**Do this:** Look through the lines below and extract each one that contains "placeholder".

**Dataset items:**
══════════════════════════════

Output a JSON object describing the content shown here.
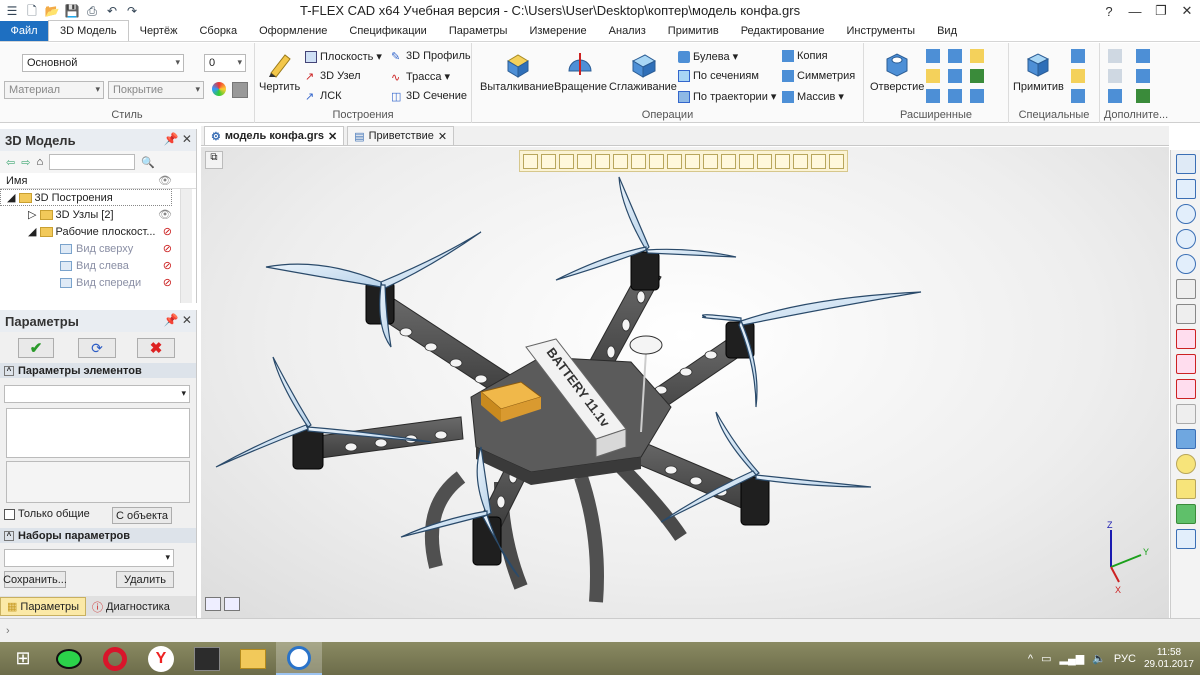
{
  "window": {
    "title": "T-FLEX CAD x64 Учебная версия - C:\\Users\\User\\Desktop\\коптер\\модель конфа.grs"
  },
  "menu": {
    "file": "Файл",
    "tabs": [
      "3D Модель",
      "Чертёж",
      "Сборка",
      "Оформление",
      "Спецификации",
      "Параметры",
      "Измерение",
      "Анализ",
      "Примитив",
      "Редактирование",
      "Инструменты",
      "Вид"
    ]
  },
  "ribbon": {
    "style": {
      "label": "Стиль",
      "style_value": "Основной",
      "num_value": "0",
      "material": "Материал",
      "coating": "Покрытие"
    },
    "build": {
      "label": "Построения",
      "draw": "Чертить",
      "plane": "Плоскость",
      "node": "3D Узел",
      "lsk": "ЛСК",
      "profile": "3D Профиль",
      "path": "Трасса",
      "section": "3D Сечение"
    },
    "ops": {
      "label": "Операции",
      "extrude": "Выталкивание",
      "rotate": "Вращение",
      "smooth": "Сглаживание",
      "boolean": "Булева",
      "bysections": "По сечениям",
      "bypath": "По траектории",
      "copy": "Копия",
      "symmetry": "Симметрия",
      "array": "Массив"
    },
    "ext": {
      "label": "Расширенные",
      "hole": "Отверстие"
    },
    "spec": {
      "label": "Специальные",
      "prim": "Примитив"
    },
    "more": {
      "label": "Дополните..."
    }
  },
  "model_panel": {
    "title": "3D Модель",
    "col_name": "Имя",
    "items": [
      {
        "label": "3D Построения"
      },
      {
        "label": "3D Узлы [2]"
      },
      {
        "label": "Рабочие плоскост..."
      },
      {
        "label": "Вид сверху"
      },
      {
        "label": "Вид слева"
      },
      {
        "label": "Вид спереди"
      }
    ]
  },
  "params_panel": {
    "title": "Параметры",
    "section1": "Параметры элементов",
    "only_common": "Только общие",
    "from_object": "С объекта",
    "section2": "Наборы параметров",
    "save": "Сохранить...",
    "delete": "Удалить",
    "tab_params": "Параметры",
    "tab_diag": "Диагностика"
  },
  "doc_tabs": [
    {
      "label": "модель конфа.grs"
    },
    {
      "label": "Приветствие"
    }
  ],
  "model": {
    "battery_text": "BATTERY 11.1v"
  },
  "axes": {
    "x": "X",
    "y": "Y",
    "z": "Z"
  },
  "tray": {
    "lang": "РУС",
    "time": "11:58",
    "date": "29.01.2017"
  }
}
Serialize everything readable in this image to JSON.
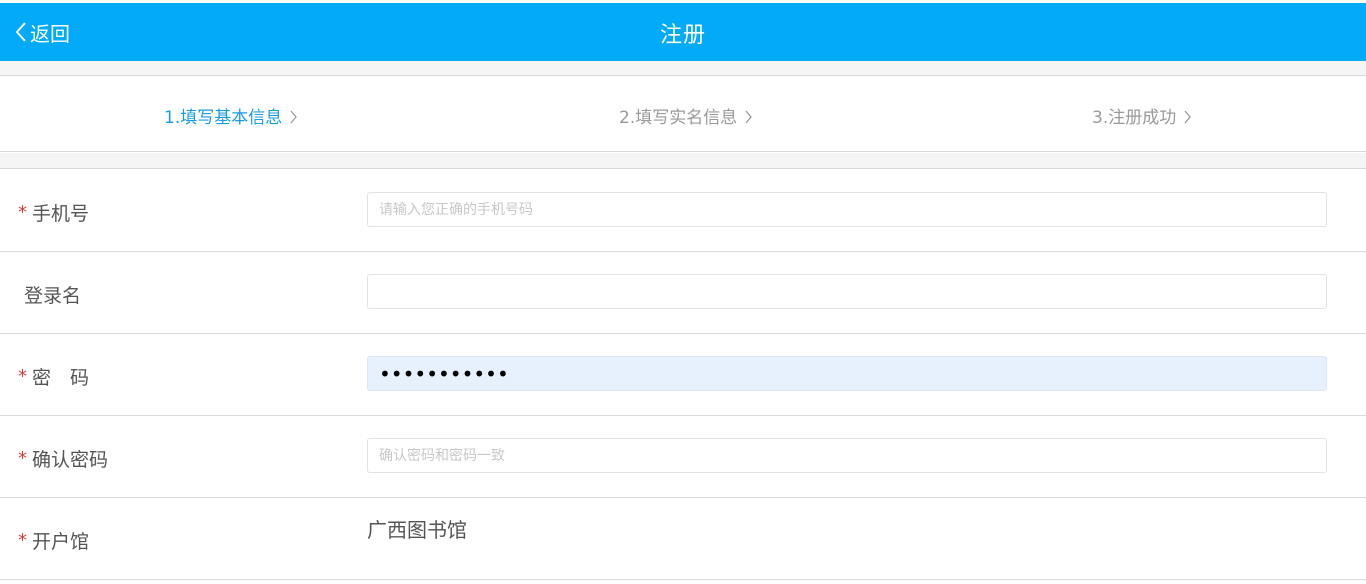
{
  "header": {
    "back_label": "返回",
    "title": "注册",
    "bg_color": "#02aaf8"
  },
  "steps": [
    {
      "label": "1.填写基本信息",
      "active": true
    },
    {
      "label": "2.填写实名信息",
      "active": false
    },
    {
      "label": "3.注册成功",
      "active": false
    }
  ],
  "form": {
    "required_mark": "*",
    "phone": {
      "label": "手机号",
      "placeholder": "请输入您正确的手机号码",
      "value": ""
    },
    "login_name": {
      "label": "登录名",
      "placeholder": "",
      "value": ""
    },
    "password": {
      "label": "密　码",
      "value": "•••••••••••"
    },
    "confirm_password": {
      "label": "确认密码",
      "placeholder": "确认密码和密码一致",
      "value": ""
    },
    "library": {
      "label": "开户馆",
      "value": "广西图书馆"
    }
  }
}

══════════════════════════════

**Exercise output:**
      "placeholder": "请输入您正确的手机号码",
      "placeholder": "",
      "placeholder": "确认密码和密码一致",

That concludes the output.